■ Provided data ■
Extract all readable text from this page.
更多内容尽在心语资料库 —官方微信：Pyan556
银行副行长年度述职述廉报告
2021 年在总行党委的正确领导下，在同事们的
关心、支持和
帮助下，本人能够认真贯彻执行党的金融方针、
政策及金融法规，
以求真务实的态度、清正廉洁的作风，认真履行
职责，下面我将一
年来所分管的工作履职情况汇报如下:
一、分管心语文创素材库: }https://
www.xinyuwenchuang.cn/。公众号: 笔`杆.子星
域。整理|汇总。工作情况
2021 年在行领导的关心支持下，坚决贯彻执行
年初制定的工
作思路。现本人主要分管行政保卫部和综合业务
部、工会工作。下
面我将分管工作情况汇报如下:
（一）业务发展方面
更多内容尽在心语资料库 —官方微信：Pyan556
* * *
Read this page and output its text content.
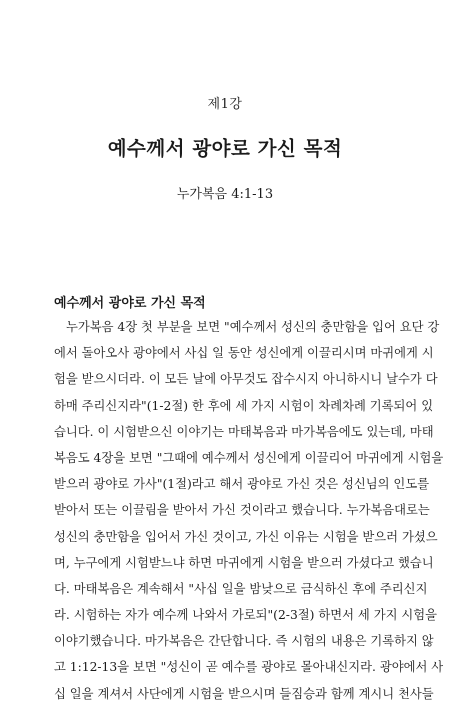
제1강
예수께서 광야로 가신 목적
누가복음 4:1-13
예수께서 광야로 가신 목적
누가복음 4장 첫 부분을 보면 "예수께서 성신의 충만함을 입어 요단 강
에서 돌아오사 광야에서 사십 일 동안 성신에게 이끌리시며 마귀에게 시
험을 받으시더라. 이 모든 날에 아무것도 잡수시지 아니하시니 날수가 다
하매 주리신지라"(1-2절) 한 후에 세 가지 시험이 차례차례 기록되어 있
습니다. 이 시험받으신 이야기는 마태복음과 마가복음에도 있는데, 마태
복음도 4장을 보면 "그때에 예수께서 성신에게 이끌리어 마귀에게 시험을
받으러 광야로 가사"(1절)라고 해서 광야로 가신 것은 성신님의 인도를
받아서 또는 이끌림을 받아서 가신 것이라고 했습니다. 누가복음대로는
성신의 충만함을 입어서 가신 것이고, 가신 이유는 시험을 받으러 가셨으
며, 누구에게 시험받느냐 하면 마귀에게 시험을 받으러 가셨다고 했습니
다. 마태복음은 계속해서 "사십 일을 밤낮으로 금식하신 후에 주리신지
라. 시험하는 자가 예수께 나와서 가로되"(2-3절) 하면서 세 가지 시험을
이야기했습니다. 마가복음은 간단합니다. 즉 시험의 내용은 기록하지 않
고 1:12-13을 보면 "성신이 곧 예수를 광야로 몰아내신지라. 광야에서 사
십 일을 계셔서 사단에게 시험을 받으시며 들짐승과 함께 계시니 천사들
---
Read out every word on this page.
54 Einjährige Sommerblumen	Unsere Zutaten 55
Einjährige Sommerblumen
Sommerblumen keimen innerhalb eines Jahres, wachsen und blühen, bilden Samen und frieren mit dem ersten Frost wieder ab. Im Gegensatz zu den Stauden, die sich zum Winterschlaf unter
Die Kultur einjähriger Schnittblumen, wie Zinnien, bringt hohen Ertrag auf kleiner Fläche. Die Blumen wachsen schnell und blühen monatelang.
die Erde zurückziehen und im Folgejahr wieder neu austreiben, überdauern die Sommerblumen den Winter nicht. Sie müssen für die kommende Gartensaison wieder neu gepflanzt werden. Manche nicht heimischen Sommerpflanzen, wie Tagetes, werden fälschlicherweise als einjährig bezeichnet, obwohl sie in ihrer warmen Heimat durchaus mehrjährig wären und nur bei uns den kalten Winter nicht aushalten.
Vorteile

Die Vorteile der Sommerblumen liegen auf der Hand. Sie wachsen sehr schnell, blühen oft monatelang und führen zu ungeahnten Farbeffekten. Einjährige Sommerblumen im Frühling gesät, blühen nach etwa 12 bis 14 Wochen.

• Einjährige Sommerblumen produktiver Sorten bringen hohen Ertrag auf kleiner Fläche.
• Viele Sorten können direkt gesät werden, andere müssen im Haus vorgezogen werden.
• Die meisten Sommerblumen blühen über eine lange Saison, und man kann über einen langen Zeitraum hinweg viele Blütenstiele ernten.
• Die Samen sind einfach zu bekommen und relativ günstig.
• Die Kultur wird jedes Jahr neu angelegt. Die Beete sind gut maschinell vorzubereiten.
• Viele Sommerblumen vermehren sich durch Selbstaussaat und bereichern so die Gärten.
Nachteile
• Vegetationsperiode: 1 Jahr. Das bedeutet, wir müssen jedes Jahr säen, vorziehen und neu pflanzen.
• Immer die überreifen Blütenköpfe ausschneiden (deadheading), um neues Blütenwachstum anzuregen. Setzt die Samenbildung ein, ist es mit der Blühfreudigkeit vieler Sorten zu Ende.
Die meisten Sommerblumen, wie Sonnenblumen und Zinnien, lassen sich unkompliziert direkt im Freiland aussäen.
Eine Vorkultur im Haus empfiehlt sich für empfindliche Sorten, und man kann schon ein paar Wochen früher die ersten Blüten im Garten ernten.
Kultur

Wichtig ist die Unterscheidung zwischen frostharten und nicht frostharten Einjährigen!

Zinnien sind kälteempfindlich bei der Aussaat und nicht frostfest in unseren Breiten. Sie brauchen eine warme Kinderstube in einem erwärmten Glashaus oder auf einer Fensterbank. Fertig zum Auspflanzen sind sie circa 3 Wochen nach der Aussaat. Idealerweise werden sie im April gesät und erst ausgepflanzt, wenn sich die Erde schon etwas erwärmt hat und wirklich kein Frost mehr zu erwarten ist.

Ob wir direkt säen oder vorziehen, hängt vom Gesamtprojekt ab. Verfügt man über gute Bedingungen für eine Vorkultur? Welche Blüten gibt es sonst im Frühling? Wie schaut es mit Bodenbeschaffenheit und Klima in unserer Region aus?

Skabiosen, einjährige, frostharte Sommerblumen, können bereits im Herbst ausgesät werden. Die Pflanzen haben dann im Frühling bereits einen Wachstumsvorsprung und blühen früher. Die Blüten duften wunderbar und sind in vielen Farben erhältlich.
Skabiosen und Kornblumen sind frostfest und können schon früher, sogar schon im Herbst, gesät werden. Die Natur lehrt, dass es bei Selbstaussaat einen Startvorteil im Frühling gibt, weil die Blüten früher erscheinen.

■ Objective ■
For each line of the listing that holds the word "마귀에게", show that line.

■ Written solution ■
에서 돌아오사 광야에서 사십 일 동안 성신에게 이끌리시며 마귀에게 시
복음도 4장을 보면 "그때에 예수께서 성신에게 이끌리어 마귀에게 시험을
며, 누구에게 시험받느냐 하면 마귀에게 시험을 받으러 가셨다고 했습니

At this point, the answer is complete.